# Exercise directions
Extract all lines from the data beneath that include the word "color".

# Figure collection entries
=====

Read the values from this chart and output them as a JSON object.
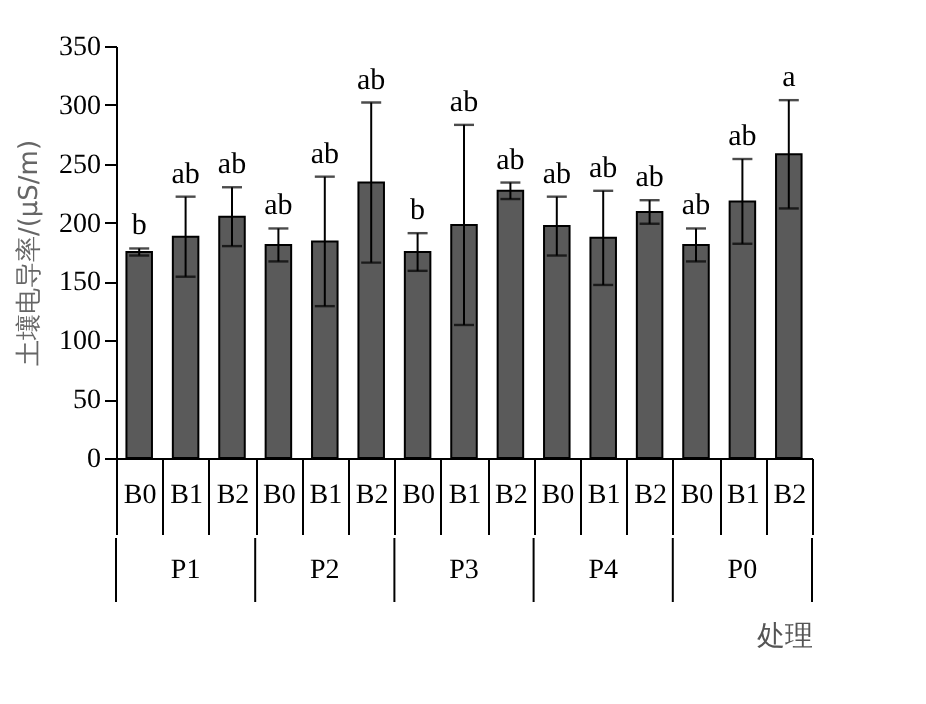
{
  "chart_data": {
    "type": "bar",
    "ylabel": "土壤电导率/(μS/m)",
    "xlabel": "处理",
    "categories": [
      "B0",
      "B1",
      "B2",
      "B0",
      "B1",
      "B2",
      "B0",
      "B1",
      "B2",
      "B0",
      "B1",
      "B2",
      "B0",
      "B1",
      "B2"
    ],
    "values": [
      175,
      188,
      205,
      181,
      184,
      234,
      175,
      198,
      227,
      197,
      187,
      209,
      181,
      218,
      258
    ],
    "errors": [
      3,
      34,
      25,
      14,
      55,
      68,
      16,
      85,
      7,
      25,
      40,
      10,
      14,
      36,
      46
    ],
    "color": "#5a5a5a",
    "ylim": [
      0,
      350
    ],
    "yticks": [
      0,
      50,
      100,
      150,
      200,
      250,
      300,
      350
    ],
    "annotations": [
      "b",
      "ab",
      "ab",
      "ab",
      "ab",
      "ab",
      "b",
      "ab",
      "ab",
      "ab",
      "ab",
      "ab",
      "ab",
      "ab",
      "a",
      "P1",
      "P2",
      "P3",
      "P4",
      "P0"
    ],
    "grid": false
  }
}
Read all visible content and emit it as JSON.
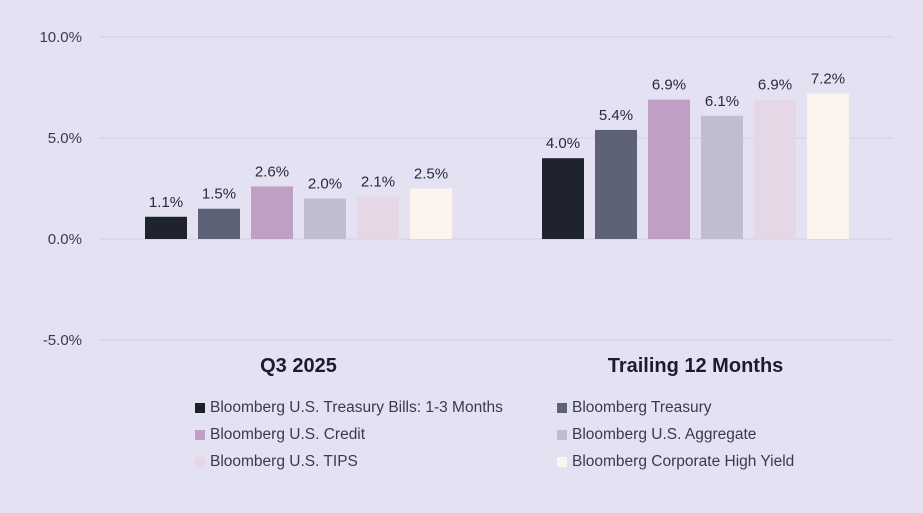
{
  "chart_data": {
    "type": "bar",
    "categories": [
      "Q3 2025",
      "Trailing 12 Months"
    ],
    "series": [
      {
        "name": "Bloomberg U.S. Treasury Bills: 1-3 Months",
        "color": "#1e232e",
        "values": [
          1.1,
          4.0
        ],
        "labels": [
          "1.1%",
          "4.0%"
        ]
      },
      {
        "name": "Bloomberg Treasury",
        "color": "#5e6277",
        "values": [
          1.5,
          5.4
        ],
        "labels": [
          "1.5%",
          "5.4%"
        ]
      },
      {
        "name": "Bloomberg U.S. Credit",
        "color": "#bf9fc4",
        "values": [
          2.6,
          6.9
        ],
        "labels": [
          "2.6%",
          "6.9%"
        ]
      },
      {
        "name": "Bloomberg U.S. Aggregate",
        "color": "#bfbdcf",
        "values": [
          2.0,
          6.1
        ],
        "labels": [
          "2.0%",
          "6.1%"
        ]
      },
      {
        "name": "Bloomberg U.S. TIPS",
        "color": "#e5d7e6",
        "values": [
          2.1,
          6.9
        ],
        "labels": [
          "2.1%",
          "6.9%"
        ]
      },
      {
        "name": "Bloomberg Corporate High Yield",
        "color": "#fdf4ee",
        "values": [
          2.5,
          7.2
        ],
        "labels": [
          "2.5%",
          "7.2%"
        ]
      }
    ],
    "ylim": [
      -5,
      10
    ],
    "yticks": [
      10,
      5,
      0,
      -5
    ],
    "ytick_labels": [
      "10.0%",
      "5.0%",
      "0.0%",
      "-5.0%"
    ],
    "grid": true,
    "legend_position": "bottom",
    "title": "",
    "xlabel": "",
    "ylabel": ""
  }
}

=====

# Output below
    "color": "#5a5a5a",
        "color": "#1e232e",
        "color": "#5e6277",
        "color": "#bf9fc4",
        "color": "#bfbdcf",
        "color": "#e5d7e6",
        "color": "#fdf4ee",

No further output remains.